◆ Request
Find each line with the string "assign" and copy it.

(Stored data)
+ + + + + + +

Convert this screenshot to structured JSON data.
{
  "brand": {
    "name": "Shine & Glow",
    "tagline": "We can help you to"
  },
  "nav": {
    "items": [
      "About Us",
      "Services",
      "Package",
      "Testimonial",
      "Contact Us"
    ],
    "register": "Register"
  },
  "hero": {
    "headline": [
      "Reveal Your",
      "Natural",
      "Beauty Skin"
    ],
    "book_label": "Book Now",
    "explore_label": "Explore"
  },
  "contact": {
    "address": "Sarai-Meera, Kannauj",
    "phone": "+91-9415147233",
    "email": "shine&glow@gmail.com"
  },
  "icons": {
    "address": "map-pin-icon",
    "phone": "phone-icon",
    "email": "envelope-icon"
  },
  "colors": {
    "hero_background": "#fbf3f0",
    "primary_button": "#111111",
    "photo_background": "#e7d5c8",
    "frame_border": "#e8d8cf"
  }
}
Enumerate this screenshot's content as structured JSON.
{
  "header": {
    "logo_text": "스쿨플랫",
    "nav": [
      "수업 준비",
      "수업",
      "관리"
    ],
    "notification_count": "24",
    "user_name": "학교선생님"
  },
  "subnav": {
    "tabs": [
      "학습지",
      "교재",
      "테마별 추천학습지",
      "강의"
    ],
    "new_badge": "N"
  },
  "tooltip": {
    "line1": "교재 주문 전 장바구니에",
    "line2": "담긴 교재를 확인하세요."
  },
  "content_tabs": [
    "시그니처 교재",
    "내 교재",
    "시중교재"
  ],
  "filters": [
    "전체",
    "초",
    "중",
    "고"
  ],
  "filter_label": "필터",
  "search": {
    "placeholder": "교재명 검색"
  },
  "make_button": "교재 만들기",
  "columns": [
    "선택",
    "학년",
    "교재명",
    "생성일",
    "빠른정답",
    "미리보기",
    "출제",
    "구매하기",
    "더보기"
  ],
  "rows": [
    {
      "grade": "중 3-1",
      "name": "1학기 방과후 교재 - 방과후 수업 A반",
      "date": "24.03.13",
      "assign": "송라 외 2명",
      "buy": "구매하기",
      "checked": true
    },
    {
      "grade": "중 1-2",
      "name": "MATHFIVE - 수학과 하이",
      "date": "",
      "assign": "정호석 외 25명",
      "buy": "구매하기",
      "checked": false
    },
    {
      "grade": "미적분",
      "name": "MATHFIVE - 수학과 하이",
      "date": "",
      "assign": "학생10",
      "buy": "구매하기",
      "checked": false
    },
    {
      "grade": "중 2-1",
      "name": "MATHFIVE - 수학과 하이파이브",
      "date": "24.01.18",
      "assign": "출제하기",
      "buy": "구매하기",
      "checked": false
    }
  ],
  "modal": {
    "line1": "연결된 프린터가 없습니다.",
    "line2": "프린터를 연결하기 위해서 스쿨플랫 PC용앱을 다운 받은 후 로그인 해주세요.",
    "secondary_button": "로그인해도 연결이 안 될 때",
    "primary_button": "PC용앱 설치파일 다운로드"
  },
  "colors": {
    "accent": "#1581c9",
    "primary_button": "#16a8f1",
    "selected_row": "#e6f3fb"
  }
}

+ + + + + + +

◆ Answer to the task
      "assign": "송라 외 2명",
      "assign": "정호석 외 25명",
      "assign": "학생10",
      "assign": "출제하기",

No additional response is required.